→ **Data shown**
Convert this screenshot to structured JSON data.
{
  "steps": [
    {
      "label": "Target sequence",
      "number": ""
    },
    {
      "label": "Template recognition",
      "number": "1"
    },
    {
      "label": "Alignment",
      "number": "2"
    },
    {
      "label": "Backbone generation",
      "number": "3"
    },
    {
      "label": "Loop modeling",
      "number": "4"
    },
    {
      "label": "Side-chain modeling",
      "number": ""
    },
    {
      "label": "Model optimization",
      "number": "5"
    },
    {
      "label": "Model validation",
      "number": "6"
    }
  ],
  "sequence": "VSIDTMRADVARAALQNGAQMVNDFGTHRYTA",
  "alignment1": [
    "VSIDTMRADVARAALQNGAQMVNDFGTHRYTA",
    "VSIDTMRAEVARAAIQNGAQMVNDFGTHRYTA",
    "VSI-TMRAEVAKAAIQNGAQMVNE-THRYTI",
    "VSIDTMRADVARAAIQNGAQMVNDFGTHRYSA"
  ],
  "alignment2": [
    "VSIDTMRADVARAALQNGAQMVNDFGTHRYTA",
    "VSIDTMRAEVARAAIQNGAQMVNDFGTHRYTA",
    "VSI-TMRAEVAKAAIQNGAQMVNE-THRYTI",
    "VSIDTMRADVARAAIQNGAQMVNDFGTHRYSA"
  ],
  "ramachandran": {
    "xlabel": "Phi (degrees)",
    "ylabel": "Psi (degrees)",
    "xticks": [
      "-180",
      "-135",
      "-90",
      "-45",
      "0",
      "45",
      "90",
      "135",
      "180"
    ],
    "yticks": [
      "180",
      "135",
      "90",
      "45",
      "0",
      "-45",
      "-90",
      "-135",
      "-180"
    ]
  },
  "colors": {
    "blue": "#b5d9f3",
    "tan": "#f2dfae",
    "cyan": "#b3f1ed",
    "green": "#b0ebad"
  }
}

→ **To be done**
Restate each record exactly as written.

→ **Reply**
Convert this screenshot to structured JSON data.
{
  "steps": [
    {
      "label": "Target sequence",
      "number": ""
    },
    {
      "label": "Template recognition",
      "number": "1"
    },
    {
      "label": "Alignment",
      "number": "2"
    },
    {
      "label": "Backbone generation",
      "number": "3"
    },
    {
      "label": "Loop modeling",
      "number": "4"
    },
    {
      "label": "Side-chain modeling",
      "number": ""
    },
    {
      "label": "Model optimization",
      "number": "5"
    },
    {
      "label": "Model validation",
      "number": "6"
    }
  ],
  "sequence": "VSIDTMRADVARAALQNGAQMVNDFGTHRYTA",
  "alignment1": [
    "VSIDTMRADVARAALQNGAQMVNDFGTHRYTA",
    "VSIDTMRAEVARAAIQNGAQMVNDFGTHRYTA",
    "VSI-TMRAEVAKAAIQNGAQMVNE-THRYTI",
    "VSIDTMRADVARAAIQNGAQMVNDFGTHRYSA"
  ],
  "alignment2": [
    "VSIDTMRADVARAALQNGAQMVNDFGTHRYTA",
    "VSIDTMRAEVARAAIQNGAQMVNDFGTHRYTA",
    "VSI-TMRAEVAKAAIQNGAQMVNE-THRYTI",
    "VSIDTMRADVARAAIQNGAQMVNDFGTHRYSA"
  ],
  "ramachandran": {
    "xlabel": "Phi (degrees)",
    "ylabel": "Psi (degrees)",
    "xticks": [
      "-180",
      "-135",
      "-90",
      "-45",
      "0",
      "45",
      "90",
      "135",
      "180"
    ],
    "yticks": [
      "180",
      "135",
      "90",
      "45",
      "0",
      "-45",
      "-90",
      "-135",
      "-180"
    ]
  },
  "colors": {
    "blue": "#b5d9f3",
    "tan": "#f2dfae",
    "cyan": "#b3f1ed",
    "green": "#b0ebad"
  }
}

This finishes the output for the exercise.